**Exercise requirements**
Scan the material and copy every line in which "中厚层状构造" appears.

**Data supplied**
[Begin]
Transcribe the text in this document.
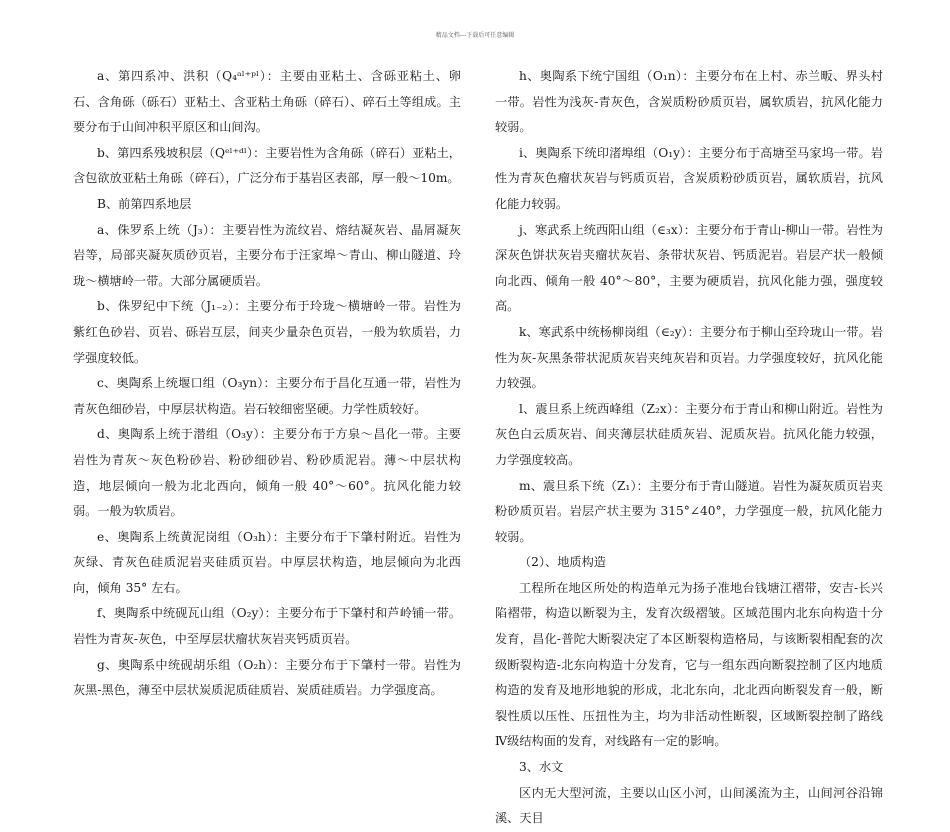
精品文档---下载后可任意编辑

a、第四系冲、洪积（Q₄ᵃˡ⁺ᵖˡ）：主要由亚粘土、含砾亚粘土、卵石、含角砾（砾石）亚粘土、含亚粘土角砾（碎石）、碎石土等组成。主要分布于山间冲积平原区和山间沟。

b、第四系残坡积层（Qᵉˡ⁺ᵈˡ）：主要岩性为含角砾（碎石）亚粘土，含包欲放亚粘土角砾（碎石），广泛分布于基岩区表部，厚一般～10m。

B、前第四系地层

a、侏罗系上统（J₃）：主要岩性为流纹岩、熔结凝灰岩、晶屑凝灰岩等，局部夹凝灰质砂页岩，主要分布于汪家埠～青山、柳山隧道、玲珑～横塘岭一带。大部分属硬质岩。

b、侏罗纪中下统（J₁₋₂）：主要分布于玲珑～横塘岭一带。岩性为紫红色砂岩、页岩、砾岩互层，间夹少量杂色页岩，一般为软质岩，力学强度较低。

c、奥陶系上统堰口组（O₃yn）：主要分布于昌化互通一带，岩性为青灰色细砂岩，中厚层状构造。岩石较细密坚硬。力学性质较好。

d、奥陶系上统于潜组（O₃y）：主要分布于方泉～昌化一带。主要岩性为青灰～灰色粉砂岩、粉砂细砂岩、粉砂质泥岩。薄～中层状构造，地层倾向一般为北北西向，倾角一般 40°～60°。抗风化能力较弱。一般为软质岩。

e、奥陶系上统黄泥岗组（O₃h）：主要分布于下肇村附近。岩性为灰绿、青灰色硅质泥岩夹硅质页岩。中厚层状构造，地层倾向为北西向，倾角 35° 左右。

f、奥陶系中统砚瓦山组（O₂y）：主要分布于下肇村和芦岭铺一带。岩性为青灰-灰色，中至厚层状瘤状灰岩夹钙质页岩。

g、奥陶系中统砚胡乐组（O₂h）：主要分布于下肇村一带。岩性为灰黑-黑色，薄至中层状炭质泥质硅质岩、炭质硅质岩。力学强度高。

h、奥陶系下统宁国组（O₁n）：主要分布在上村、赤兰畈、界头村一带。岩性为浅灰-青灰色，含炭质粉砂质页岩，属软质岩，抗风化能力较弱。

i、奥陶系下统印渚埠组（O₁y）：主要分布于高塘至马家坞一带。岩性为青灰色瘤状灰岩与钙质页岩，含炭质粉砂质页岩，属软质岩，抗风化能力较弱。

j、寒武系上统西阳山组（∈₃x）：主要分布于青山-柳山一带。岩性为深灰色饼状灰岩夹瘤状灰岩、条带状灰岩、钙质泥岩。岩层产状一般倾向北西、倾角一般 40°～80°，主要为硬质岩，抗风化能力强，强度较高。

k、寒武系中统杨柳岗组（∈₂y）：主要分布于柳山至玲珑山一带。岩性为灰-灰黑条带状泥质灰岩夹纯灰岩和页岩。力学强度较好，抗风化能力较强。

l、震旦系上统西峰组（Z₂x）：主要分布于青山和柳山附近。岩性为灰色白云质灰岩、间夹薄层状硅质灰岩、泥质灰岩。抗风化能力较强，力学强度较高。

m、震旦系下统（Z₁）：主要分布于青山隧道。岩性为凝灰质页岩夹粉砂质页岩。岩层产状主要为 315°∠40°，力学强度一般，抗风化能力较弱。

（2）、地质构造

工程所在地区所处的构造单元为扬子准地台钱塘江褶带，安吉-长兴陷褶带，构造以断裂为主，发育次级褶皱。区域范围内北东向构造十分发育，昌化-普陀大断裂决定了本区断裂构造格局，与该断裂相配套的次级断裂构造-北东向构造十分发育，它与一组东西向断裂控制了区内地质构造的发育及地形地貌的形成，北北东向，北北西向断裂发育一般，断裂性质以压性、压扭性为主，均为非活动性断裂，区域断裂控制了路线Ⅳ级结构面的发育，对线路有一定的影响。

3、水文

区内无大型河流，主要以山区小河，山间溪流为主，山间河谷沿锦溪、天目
[End]
[Begin]
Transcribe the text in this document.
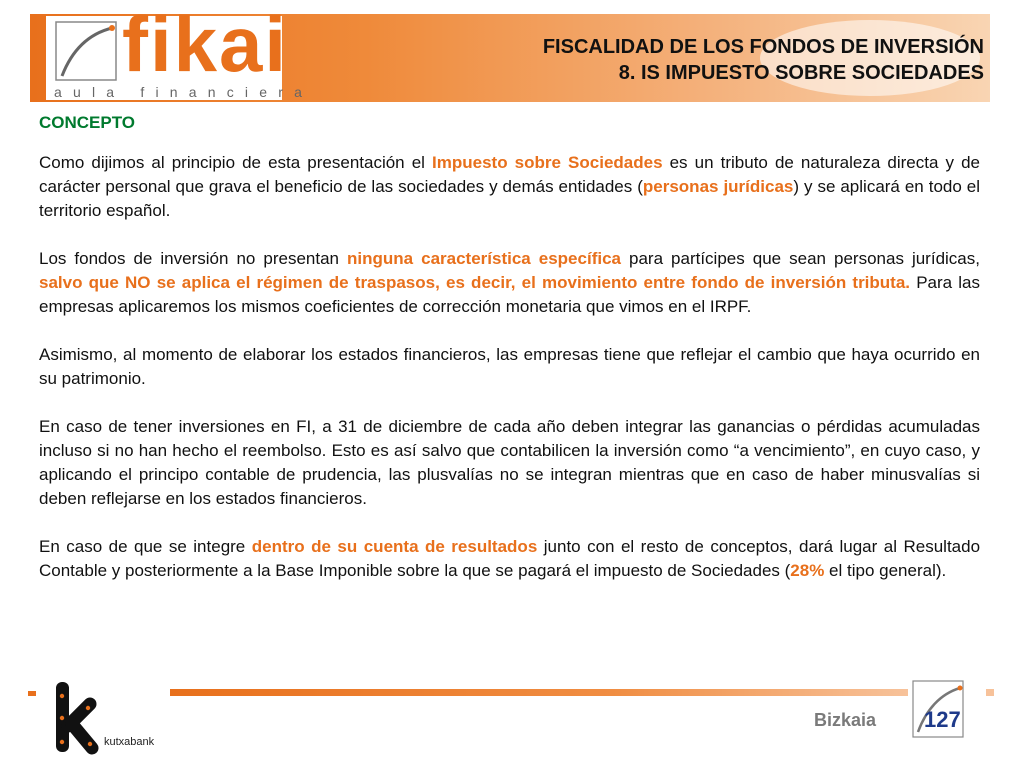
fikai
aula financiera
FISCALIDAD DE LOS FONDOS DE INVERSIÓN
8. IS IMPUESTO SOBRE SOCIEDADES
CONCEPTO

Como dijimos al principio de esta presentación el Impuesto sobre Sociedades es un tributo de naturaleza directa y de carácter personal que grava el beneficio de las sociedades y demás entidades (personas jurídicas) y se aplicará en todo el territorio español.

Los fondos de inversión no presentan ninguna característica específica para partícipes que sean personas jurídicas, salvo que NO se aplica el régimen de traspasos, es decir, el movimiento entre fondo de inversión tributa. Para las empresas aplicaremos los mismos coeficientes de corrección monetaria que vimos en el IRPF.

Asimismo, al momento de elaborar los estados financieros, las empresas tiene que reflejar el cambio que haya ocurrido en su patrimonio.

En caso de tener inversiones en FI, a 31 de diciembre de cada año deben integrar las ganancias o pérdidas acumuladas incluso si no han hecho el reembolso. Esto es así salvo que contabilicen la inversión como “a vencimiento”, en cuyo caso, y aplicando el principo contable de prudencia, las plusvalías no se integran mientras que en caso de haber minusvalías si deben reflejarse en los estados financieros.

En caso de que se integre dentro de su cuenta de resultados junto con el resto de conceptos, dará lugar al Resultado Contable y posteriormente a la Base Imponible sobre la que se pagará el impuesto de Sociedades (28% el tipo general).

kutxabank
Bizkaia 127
[End]
**Answer for this exercise**
c、奥陶系上统堰口组（O₃yn）：主要分布于昌化互通一带，岩性为青灰色细砂岩，中厚层状构造。岩石较细密坚硬。力学性质较好。
e、奥陶系上统黄泥岗组（O₃h）：主要分布于下肇村附近。岩性为灰绿、青灰色硅质泥岩夹硅质页岩。中厚层状构造，地层倾向为北西向，倾角 35° 左右。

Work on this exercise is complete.